- **Challenge**
Please show each line of the items below that contains the string "footer". Treat uppercase and lowercase letters as different.

>> BEGIN Given data

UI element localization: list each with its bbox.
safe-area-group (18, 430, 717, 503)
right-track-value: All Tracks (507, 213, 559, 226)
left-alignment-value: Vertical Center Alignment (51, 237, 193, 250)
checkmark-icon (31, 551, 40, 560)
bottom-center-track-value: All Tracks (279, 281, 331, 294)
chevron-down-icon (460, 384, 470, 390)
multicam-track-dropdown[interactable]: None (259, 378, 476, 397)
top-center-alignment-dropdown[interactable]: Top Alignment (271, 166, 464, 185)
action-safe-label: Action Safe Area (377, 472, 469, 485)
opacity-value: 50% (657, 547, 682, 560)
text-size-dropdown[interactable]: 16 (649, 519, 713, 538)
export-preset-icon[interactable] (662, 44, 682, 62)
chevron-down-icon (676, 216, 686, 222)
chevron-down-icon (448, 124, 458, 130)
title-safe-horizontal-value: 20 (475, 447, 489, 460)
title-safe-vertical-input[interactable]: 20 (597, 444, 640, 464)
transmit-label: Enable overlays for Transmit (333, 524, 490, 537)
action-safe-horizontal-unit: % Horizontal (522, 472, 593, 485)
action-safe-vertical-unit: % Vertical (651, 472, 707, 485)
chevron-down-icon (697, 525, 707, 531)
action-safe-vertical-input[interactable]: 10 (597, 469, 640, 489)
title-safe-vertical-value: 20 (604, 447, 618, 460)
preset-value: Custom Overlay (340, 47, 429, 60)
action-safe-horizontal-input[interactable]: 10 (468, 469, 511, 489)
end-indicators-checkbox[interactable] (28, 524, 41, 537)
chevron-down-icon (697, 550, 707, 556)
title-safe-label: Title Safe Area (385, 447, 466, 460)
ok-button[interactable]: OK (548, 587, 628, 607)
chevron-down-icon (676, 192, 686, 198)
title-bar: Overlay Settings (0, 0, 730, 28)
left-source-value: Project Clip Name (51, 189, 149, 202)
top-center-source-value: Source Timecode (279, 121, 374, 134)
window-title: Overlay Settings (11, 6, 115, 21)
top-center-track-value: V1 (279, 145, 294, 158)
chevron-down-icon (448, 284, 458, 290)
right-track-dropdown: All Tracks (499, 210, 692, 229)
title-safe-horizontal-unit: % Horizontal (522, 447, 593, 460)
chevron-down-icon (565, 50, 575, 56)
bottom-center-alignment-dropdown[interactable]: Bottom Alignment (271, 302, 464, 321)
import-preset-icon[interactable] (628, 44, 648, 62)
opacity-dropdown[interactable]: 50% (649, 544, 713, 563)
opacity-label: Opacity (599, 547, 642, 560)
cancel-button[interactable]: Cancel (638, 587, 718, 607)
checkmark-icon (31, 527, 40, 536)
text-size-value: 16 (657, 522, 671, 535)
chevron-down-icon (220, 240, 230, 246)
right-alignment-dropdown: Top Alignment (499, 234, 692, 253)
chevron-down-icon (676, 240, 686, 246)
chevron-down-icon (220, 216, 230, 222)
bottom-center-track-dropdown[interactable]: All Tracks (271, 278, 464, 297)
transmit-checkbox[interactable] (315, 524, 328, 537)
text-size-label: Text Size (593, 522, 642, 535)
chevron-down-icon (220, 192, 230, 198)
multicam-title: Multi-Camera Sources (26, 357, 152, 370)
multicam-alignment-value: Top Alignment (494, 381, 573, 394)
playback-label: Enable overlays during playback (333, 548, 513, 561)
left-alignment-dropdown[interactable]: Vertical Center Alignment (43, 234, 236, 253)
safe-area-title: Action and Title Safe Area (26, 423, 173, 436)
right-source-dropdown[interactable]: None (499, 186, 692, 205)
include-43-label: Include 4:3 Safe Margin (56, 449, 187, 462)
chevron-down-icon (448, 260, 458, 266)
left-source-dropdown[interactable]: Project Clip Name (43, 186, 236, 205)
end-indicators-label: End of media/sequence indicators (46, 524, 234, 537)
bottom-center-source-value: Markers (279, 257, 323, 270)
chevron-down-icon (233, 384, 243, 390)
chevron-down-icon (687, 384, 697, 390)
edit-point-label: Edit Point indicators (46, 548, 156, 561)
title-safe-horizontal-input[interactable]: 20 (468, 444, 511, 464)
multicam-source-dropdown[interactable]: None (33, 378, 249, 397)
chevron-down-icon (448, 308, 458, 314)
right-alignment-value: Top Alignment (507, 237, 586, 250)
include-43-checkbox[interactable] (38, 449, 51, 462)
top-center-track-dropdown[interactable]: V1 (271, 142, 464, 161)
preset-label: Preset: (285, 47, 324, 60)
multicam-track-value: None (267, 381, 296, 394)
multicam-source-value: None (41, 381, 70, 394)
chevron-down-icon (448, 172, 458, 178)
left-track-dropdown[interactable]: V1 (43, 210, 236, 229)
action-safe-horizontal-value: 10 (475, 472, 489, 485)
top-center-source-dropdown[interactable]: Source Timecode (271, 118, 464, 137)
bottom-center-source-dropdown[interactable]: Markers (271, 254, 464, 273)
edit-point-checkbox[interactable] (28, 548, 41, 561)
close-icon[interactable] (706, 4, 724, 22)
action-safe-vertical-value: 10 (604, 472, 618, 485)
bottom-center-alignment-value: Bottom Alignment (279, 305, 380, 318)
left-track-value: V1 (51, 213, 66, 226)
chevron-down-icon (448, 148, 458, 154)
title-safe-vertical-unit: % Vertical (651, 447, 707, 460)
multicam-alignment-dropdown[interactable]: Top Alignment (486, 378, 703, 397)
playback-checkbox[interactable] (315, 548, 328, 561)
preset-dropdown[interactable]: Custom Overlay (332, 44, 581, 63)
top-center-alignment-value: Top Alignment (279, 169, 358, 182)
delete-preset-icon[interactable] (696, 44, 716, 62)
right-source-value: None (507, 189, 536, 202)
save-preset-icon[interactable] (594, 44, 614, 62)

>> END Given data
>> BEGIN Given data

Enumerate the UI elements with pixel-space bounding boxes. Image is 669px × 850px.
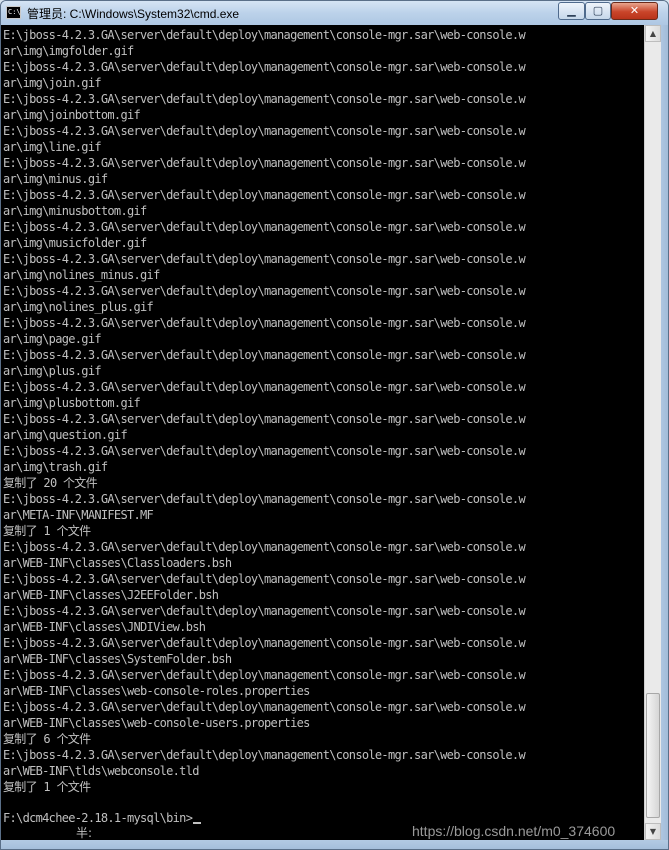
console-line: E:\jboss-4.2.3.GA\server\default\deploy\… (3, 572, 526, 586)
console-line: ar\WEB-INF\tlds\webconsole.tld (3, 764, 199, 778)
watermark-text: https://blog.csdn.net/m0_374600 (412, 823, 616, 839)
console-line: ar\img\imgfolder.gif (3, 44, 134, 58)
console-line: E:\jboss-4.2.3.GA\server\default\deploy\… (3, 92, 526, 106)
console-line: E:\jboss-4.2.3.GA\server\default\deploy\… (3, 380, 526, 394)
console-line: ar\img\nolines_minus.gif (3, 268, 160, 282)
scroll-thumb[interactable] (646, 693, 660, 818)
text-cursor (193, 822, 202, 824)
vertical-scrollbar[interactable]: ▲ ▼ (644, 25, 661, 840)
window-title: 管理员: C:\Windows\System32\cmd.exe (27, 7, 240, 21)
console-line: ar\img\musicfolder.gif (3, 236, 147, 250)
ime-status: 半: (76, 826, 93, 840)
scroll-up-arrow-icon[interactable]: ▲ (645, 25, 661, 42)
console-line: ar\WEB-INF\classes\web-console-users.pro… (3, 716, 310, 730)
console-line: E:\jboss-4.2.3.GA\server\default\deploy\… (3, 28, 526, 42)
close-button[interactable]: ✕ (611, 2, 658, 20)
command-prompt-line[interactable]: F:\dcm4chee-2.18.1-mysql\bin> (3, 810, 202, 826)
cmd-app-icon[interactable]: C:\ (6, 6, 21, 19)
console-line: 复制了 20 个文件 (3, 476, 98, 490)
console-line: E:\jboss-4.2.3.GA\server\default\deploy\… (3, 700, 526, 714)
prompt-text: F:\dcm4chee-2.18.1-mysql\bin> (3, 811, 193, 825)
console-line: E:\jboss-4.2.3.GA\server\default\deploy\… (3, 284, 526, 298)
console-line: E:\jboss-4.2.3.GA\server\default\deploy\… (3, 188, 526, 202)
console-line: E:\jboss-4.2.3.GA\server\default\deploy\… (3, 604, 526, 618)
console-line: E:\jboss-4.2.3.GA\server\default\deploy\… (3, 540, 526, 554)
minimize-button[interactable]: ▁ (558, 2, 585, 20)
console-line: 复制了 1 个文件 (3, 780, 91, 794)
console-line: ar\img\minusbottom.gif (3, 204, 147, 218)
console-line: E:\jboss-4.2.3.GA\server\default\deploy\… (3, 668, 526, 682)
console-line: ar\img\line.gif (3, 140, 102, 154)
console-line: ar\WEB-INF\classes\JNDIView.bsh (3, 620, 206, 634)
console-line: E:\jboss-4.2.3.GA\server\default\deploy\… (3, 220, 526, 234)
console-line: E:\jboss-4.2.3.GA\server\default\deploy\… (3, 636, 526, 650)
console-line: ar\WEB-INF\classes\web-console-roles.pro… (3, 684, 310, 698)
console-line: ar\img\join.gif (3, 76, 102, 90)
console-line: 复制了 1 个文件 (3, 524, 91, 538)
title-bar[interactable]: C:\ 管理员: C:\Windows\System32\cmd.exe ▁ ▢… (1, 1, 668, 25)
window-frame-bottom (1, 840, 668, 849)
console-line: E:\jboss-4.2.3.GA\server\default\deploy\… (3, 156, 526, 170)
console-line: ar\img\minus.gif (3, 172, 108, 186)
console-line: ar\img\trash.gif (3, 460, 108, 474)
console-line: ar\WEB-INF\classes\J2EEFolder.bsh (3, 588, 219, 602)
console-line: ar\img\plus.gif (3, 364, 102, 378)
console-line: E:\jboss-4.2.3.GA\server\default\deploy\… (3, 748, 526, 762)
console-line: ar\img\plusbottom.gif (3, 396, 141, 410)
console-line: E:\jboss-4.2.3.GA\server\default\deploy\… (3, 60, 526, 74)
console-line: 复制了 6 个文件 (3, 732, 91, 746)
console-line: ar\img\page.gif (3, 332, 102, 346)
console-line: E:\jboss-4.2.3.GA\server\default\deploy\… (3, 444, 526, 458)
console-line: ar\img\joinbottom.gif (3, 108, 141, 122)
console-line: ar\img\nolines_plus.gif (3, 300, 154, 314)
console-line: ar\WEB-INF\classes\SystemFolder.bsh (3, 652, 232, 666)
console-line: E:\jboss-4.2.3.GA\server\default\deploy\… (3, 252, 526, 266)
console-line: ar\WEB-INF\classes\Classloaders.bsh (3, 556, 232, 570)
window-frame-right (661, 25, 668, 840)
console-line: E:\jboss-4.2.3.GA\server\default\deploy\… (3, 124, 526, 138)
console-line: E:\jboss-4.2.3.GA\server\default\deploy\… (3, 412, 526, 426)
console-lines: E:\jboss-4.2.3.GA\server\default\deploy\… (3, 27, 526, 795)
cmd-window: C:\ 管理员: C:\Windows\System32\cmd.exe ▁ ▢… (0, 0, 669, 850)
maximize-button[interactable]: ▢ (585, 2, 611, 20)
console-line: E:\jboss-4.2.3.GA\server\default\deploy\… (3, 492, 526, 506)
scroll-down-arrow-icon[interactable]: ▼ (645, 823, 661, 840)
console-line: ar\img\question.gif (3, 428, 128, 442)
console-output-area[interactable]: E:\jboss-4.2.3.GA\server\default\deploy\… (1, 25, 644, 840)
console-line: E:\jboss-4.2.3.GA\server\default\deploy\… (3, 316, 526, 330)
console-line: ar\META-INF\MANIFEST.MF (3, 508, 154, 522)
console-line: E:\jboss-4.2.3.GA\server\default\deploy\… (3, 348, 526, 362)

>> END Given data
>> BEGIN Given data

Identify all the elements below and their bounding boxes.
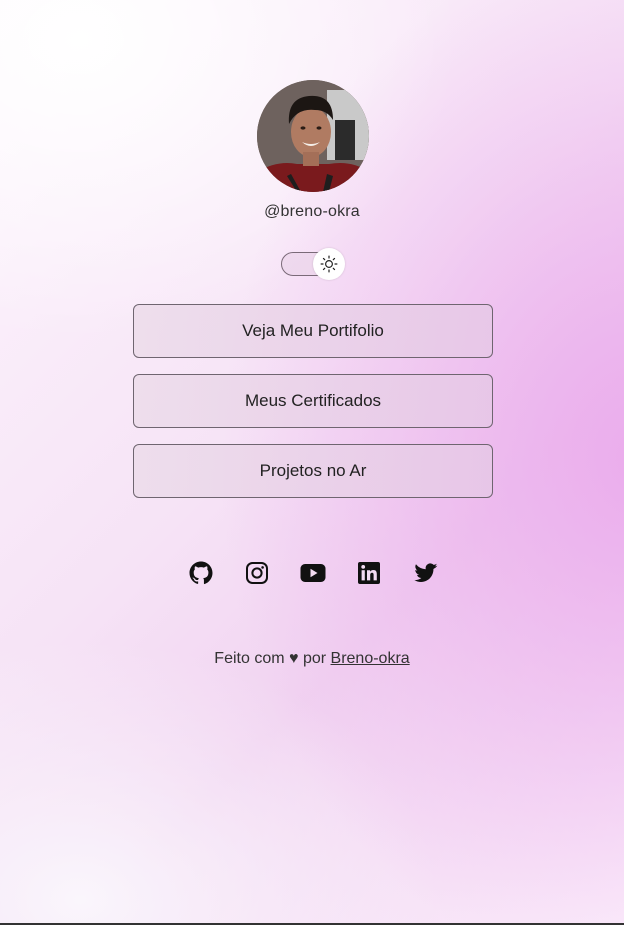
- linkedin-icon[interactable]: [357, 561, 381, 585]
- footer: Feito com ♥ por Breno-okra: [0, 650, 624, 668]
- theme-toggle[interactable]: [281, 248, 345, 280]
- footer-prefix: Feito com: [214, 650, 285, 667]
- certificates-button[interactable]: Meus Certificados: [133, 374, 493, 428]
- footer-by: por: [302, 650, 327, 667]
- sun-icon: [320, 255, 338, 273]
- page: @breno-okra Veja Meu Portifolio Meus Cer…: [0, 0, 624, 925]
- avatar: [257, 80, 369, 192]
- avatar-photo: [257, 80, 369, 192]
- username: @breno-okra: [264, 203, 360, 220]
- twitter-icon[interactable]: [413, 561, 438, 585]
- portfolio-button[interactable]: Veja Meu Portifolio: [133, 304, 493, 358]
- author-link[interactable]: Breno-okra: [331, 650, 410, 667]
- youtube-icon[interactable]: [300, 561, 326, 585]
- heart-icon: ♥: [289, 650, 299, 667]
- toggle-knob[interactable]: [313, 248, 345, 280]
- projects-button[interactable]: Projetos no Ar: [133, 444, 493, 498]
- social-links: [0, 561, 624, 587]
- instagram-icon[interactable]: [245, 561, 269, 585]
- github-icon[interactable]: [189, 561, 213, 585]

>> END Given data

- **Solution for this task**
- footer: Feito com ♥ por Breno-okra: [0, 650, 624, 668]
- footer-prefix: Feito com: [214, 650, 285, 667]
- footer-by: por: [302, 650, 327, 667]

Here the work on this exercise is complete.